#### EXERCISE INPUT ####

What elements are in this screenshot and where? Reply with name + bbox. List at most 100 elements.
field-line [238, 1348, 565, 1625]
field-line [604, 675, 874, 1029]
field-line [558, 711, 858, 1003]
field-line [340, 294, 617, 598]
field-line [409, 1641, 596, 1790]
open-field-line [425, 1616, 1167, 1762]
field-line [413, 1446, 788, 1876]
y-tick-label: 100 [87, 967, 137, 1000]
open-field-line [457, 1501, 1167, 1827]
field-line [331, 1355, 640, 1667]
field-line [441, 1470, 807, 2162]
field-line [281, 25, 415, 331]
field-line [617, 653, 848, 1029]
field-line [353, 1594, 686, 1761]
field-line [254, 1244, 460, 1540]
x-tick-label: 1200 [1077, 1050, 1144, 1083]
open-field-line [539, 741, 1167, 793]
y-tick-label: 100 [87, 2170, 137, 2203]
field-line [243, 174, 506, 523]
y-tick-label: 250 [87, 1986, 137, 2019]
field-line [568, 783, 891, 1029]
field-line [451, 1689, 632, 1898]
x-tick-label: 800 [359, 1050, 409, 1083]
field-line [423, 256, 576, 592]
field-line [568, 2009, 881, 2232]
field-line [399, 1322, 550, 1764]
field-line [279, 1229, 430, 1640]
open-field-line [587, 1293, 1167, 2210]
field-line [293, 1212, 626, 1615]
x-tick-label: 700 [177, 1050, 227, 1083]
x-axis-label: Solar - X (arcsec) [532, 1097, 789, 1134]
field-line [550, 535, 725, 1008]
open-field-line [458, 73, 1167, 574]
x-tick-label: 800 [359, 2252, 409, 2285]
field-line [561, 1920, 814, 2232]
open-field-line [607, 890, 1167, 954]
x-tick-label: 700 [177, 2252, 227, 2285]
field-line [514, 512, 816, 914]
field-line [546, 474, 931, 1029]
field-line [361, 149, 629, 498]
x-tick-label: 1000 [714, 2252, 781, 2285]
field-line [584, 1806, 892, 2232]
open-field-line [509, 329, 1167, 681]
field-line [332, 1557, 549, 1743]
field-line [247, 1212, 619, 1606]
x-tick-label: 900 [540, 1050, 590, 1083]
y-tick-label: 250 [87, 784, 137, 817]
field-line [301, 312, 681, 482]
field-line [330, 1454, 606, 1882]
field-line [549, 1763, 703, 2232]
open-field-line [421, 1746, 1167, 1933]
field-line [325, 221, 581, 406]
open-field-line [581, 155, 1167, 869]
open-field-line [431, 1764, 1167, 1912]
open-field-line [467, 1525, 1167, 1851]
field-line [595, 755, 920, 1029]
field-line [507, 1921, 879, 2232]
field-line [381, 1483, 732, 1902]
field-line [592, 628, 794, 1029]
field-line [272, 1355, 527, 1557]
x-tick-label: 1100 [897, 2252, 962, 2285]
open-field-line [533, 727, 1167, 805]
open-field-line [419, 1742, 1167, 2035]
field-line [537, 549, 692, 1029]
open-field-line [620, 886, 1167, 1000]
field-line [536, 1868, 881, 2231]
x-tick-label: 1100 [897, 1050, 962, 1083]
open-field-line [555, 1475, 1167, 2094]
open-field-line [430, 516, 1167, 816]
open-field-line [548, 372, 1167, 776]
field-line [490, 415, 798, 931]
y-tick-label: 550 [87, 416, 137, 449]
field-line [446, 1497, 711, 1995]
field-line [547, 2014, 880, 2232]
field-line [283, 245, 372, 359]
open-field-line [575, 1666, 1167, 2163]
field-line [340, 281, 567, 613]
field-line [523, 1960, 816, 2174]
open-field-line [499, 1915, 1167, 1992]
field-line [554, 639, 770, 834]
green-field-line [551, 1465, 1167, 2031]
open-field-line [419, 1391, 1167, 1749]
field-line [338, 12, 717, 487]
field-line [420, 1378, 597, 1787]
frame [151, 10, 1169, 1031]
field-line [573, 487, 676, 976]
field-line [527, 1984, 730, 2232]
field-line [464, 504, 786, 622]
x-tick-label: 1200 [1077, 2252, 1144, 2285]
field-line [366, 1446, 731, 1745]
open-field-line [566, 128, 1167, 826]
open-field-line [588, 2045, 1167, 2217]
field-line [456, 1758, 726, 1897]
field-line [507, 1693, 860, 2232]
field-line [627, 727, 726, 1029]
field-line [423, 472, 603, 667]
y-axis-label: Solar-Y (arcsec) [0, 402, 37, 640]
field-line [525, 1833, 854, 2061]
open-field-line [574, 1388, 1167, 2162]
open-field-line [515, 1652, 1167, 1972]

####

## EXERCISE DETAILS
Could you write out all of the data above, line for line and without any changes?

## RESULT BELOW
What elements are in this screenshot and where? Reply with name + bbox. List at most 100 elements.
field-line [238, 1348, 565, 1625]
field-line [604, 675, 874, 1029]
field-line [558, 711, 858, 1003]
field-line [340, 294, 617, 598]
field-line [409, 1641, 596, 1790]
open-field-line [425, 1616, 1167, 1762]
field-line [413, 1446, 788, 1876]
y-tick-label: 100 [87, 967, 137, 1000]
open-field-line [457, 1501, 1167, 1827]
field-line [331, 1355, 640, 1667]
field-line [441, 1470, 807, 2162]
field-line [281, 25, 415, 331]
field-line [617, 653, 848, 1029]
field-line [353, 1594, 686, 1761]
field-line [254, 1244, 460, 1540]
x-tick-label: 1200 [1077, 1050, 1144, 1083]
open-field-line [539, 741, 1167, 793]
y-tick-label: 100 [87, 2170, 137, 2203]
field-line [243, 174, 506, 523]
y-tick-label: 250 [87, 1986, 137, 2019]
field-line [568, 783, 891, 1029]
field-line [451, 1689, 632, 1898]
x-tick-label: 800 [359, 1050, 409, 1083]
field-line [423, 256, 576, 592]
field-line [568, 2009, 881, 2232]
field-line [399, 1322, 550, 1764]
field-line [279, 1229, 430, 1640]
open-field-line [587, 1293, 1167, 2210]
field-line [293, 1212, 626, 1615]
x-tick-label: 700 [177, 1050, 227, 1083]
x-axis-label: Solar - X (arcsec) [532, 1097, 789, 1134]
field-line [550, 535, 725, 1008]
open-field-line [458, 73, 1167, 574]
x-tick-label: 800 [359, 2252, 409, 2285]
field-line [561, 1920, 814, 2232]
open-field-line [607, 890, 1167, 954]
x-tick-label: 700 [177, 2252, 227, 2285]
field-line [514, 512, 816, 914]
field-line [546, 474, 931, 1029]
field-line [361, 149, 629, 498]
x-tick-label: 1000 [714, 2252, 781, 2285]
field-line [584, 1806, 892, 2232]
open-field-line [509, 329, 1167, 681]
field-line [332, 1557, 549, 1743]
field-line [247, 1212, 619, 1606]
x-tick-label: 900 [540, 1050, 590, 1083]
y-tick-label: 250 [87, 784, 137, 817]
field-line [301, 312, 681, 482]
field-line [330, 1454, 606, 1882]
field-line [549, 1763, 703, 2232]
open-field-line [421, 1746, 1167, 1933]
field-line [325, 221, 581, 406]
open-field-line [581, 155, 1167, 869]
open-field-line [431, 1764, 1167, 1912]
open-field-line [467, 1525, 1167, 1851]
field-line [595, 755, 920, 1029]
field-line [507, 1921, 879, 2232]
field-line [381, 1483, 732, 1902]
field-line [592, 628, 794, 1029]
field-line [272, 1355, 527, 1557]
x-tick-label: 1100 [897, 2252, 962, 2285]
open-field-line [533, 727, 1167, 805]
open-field-line [419, 1742, 1167, 2035]
field-line [537, 549, 692, 1029]
open-field-line [620, 886, 1167, 1000]
field-line [536, 1868, 881, 2231]
x-tick-label: 1100 [897, 1050, 962, 1083]
open-field-line [555, 1475, 1167, 2094]
open-field-line [430, 516, 1167, 816]
open-field-line [548, 372, 1167, 776]
field-line [490, 415, 798, 931]
y-tick-label: 550 [87, 416, 137, 449]
field-line [446, 1497, 711, 1995]
field-line [547, 2014, 880, 2232]
field-line [283, 245, 372, 359]
open-field-line [575, 1666, 1167, 2163]
field-line [340, 281, 567, 613]
field-line [523, 1960, 816, 2174]
open-field-line [499, 1915, 1167, 1992]
field-line [554, 639, 770, 834]
green-field-line [551, 1465, 1167, 2031]
open-field-line [419, 1391, 1167, 1749]
field-line [338, 12, 717, 487]
field-line [420, 1378, 597, 1787]
frame [151, 10, 1169, 1031]
field-line [573, 487, 676, 976]
field-line [527, 1984, 730, 2232]
field-line [464, 504, 786, 622]
x-tick-label: 1200 [1077, 2252, 1144, 2285]
field-line [366, 1446, 731, 1745]
open-field-line [566, 128, 1167, 826]
open-field-line [588, 2045, 1167, 2217]
field-line [456, 1758, 726, 1897]
field-line [507, 1693, 860, 2232]
field-line [627, 727, 726, 1029]
field-line [423, 472, 603, 667]
y-axis-label: Solar-Y (arcsec) [0, 402, 37, 640]
field-line [525, 1833, 854, 2061]
open-field-line [574, 1388, 1167, 2162]
open-field-line [515, 1652, 1167, 1972]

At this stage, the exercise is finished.